_YOUR INSTRUCTIONS_. Write out all the entries word for word and omit any pictures.
━━━━━ RECORD LIST
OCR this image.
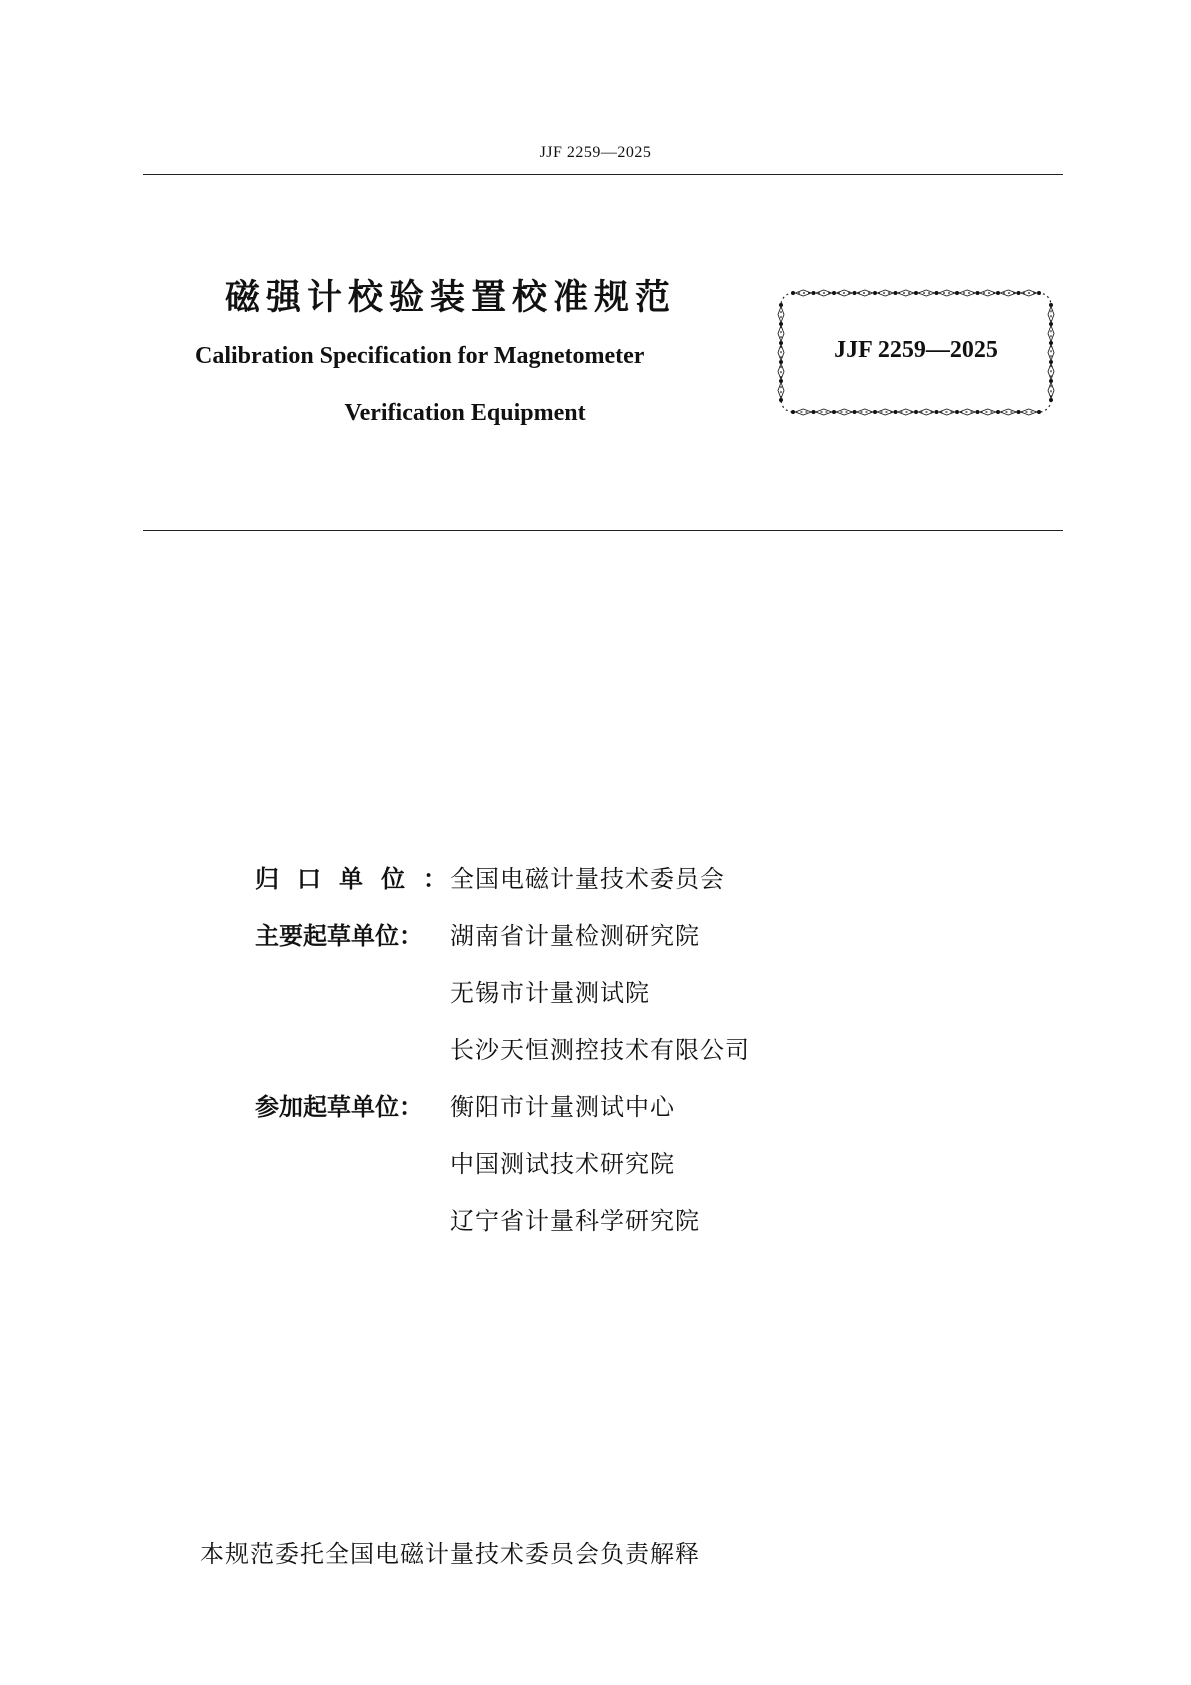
JJF 2259—2025
磁强计校验装置校准规范
Calibration Specification for Magnetometer
Verification Equipment
JJF 2259—2025
归口单位：
全国电磁计量技术委员会
主要起草单位：	湖南省计量检测研究院
无锡市计量测试院
长沙天恒测控技术有限公司
参加起草单位：	衡阳市计量测试中心
中国测试技术研究院
辽宁省计量科学研究院
本规范委托全国电磁计量技术委员会负责解释
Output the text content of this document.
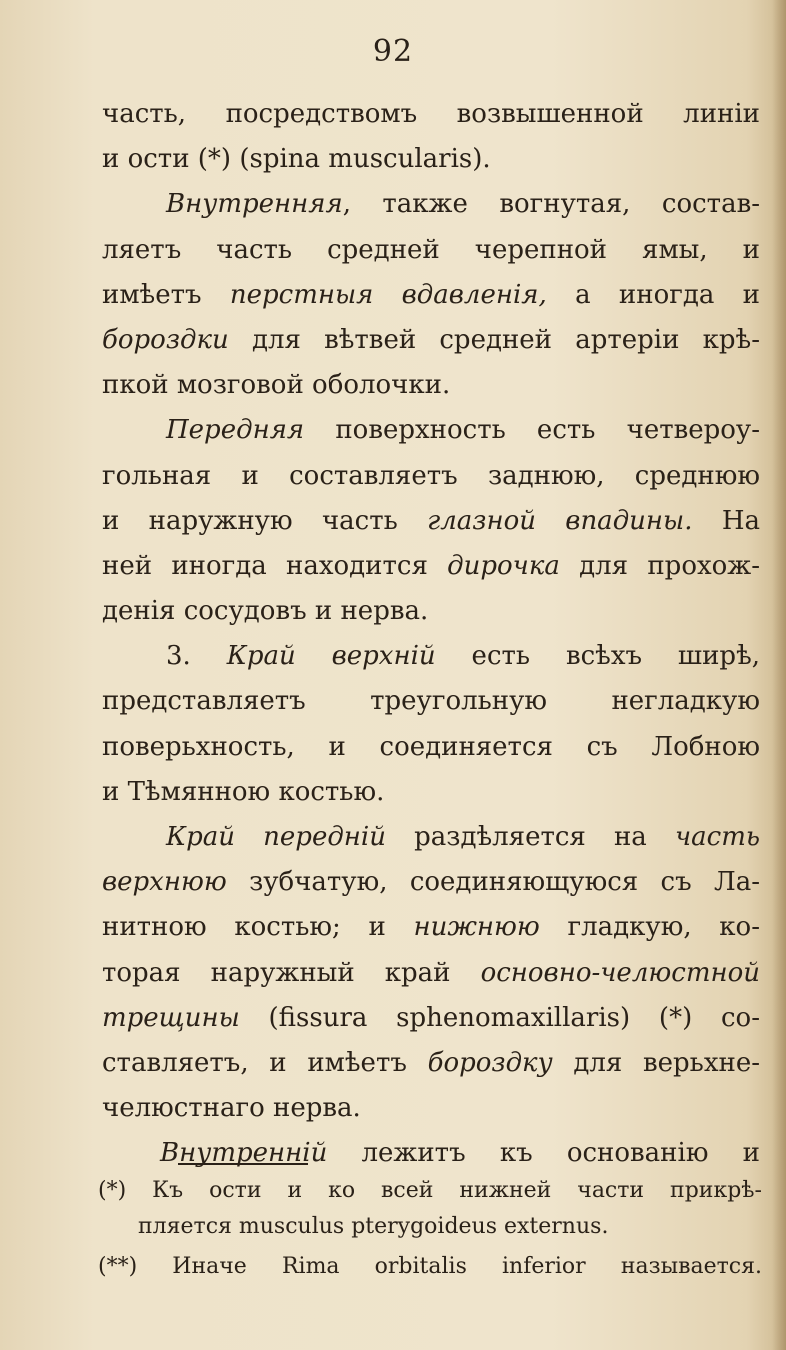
92
часть, посредствомъ возвышенной линіи
и ости (*) (spina muscularis).
Внутренняя, также вогнутая, состав-
ляетъ часть средней черепной ямы, и
имѣетъ перстныя вдавленія, а иногда и
бороздки для вѣтвей средней артеріи крѣ-
пкой мозговой оболочки.
Передняя поверхность есть четвероу-
гольная и составляетъ заднюю, среднюю
и наружную часть глазной впадины. На
ней иногда находится дирочка для прохож-
денія сосудовъ и нерва.
3. Край верхній есть всѣхъ ширѣ,
представляетъ треугольную негладкую
поверьхность, и соединяется съ Лобною
и Тѣмянною костью.
Край передній раздѣляется на часть
верхнюю зубчатую, соединяющуюся съ Ла-
нитною костью; и нижнюю гладкую, ко-
торая наружный край основно-челюстной
трещины (fissura sphenomaxillaris) (*) со-
ставляетъ, и имѣетъ бороздку для верьхне-
челюстнаго нерва.
Внутренній лежитъ къ основанію и
(*) Къ ости и ко всей нижней части прикрѣ-
пляется musculus pterygoideus externus.
(**) Иначе Rima orbitalis inferior называется.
━━━━━━━━━━
_EXERCISE RESPONSE_.
OCR this image.
JJF 2259—2025
磁强计校验装置校准规范
Calibration Specification for Magnetometer
Verification Equipment
JJF 2259—2025
归口单位：
全国电磁计量技术委员会
主要起草单位：	湖南省计量检测研究院
无锡市计量测试院
长沙天恒测控技术有限公司
参加起草单位：	衡阳市计量测试中心
中国测试技术研究院
辽宁省计量科学研究院
本规范委托全国电磁计量技术委员会负责解释
Output the text content of this document.
92
часть, посредствомъ возвышенной линіи
и ости (*) (spina muscularis).
Внутренняя, также вогнутая, состав-
ляетъ часть средней черепной ямы, и
имѣетъ перстныя вдавленія, а иногда и
бороздки для вѣтвей средней артеріи крѣ-
пкой мозговой оболочки.
Передняя поверхность есть четвероу-
гольная и составляетъ заднюю, среднюю
и наружную часть глазной впадины. На
ней иногда находится дирочка для прохож-
денія сосудовъ и нерва.
3. Край верхній есть всѣхъ ширѣ,
представляетъ треугольную негладкую
поверьхность, и соединяется съ Лобною
и Тѣмянною костью.
Край передній раздѣляется на часть
верхнюю зубчатую, соединяющуюся съ Ла-
нитною костью; и нижнюю гладкую, ко-
торая наружный край основно-челюстной
трещины (fissura sphenomaxillaris) (*) со-
ставляетъ, и имѣетъ бороздку для верьхне-
челюстнаго нерва.
Внутренній лежитъ къ основанію и
(*) Къ ости и ко всей нижней части прикрѣ-
пляется musculus pterygoideus externus.
(**) Иначе Rima orbitalis inferior называется.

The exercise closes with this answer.